(Data entries)

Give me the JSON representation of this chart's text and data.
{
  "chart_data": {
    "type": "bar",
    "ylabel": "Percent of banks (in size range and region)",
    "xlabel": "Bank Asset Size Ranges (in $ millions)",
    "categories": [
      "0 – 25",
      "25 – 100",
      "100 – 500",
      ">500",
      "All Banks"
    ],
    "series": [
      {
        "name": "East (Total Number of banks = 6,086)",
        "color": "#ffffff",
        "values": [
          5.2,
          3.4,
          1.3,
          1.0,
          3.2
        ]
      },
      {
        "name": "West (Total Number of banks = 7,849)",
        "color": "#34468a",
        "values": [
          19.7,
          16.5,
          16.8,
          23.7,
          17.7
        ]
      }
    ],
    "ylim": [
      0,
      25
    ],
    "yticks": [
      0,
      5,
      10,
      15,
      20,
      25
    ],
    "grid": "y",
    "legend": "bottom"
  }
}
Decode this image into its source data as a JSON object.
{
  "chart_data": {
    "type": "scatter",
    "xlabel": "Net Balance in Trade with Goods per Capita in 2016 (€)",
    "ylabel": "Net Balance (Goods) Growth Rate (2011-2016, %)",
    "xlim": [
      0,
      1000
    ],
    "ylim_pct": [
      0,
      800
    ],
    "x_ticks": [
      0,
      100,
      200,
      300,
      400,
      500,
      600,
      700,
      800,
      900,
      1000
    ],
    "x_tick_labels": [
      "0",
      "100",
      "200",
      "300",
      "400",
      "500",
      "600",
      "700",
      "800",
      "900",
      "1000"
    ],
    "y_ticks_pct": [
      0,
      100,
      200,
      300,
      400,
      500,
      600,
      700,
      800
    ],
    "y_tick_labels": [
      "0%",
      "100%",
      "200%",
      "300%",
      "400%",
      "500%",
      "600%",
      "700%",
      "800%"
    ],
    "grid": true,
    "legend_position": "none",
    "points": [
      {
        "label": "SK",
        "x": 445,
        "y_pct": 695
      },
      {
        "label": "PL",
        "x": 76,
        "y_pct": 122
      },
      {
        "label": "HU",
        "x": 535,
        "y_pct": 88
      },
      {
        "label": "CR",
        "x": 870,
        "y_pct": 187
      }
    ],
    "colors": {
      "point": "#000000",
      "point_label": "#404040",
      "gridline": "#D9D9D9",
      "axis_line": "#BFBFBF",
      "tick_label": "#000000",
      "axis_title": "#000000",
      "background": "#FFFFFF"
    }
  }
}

STATED EXERCISE: Restate the data above word for word, please.

RESULT OF THIS EXERCISE:
Give me the JSON representation of this chart's text and data.
{
  "chart_data": {
    "type": "bar",
    "ylabel": "Percent of banks (in size range and region)",
    "xlabel": "Bank Asset Size Ranges (in $ millions)",
    "categories": [
      "0 – 25",
      "25 – 100",
      "100 – 500",
      ">500",
      "All Banks"
    ],
    "series": [
      {
        "name": "East (Total Number of banks = 6,086)",
        "color": "#ffffff",
        "values": [
          5.2,
          3.4,
          1.3,
          1.0,
          3.2
        ]
      },
      {
        "name": "West (Total Number of banks = 7,849)",
        "color": "#34468a",
        "values": [
          19.7,
          16.5,
          16.8,
          23.7,
          17.7
        ]
      }
    ],
    "ylim": [
      0,
      25
    ],
    "yticks": [
      0,
      5,
      10,
      15,
      20,
      25
    ],
    "grid": "y",
    "legend": "bottom"
  }
}
Decode this image into its source data as a JSON object.
{
  "chart_data": {
    "type": "scatter",
    "xlabel": "Net Balance in Trade with Goods per Capita in 2016 (€)",
    "ylabel": "Net Balance (Goods) Growth Rate (2011-2016, %)",
    "xlim": [
      0,
      1000
    ],
    "ylim_pct": [
      0,
      800
    ],
    "x_ticks": [
      0,
      100,
      200,
      300,
      400,
      500,
      600,
      700,
      800,
      900,
      1000
    ],
    "x_tick_labels": [
      "0",
      "100",
      "200",
      "300",
      "400",
      "500",
      "600",
      "700",
      "800",
      "900",
      "1000"
    ],
    "y_ticks_pct": [
      0,
      100,
      200,
      300,
      400,
      500,
      600,
      700,
      800
    ],
    "y_tick_labels": [
      "0%",
      "100%",
      "200%",
      "300%",
      "400%",
      "500%",
      "600%",
      "700%",
      "800%"
    ],
    "grid": true,
    "legend_position": "none",
    "points": [
      {
        "label": "SK",
        "x": 445,
        "y_pct": 695
      },
      {
        "label": "PL",
        "x": 76,
        "y_pct": 122
      },
      {
        "label": "HU",
        "x": 535,
        "y_pct": 88
      },
      {
        "label": "CR",
        "x": 870,
        "y_pct": 187
      }
    ],
    "colors": {
      "point": "#000000",
      "point_label": "#404040",
      "gridline": "#D9D9D9",
      "axis_line": "#BFBFBF",
      "tick_label": "#000000",
      "axis_title": "#000000",
      "background": "#FFFFFF"
    }
  }
}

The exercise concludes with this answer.